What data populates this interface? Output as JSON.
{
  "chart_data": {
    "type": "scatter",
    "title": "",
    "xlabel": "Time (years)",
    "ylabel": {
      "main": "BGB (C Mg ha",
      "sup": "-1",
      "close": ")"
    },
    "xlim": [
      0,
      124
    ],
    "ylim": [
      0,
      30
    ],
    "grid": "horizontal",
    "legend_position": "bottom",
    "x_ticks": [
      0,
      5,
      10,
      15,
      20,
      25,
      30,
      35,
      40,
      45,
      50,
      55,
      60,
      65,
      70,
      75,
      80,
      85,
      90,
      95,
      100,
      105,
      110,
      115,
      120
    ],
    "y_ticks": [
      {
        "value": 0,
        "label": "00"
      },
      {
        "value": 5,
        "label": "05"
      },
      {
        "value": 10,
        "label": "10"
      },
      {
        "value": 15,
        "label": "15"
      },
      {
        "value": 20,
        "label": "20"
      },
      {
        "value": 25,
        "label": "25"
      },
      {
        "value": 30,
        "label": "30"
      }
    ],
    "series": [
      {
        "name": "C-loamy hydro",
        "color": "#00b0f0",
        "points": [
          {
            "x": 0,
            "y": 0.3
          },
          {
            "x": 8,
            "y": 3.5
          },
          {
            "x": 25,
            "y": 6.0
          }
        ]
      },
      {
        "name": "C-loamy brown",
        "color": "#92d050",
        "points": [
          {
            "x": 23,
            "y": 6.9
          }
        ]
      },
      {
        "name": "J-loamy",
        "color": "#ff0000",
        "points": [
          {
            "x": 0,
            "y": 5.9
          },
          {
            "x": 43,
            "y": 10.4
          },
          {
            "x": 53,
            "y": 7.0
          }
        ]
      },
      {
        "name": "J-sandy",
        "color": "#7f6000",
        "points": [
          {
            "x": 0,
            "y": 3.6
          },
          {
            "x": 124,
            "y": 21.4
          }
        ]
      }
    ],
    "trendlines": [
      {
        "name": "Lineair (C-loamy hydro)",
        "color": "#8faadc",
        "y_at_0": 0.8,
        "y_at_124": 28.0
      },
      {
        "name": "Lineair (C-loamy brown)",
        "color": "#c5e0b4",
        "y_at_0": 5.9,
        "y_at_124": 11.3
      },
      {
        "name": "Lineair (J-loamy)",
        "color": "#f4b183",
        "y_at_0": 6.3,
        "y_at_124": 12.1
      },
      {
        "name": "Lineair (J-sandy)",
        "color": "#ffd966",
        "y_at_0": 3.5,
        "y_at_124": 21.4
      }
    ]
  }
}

.....

PROMPT – Find the lines that include the string "hydro", then copy each of them.

WRITTEN SOLUTION –
        "name": "C-loamy hydro",
        "name": "Lineair (C-loamy hydro)",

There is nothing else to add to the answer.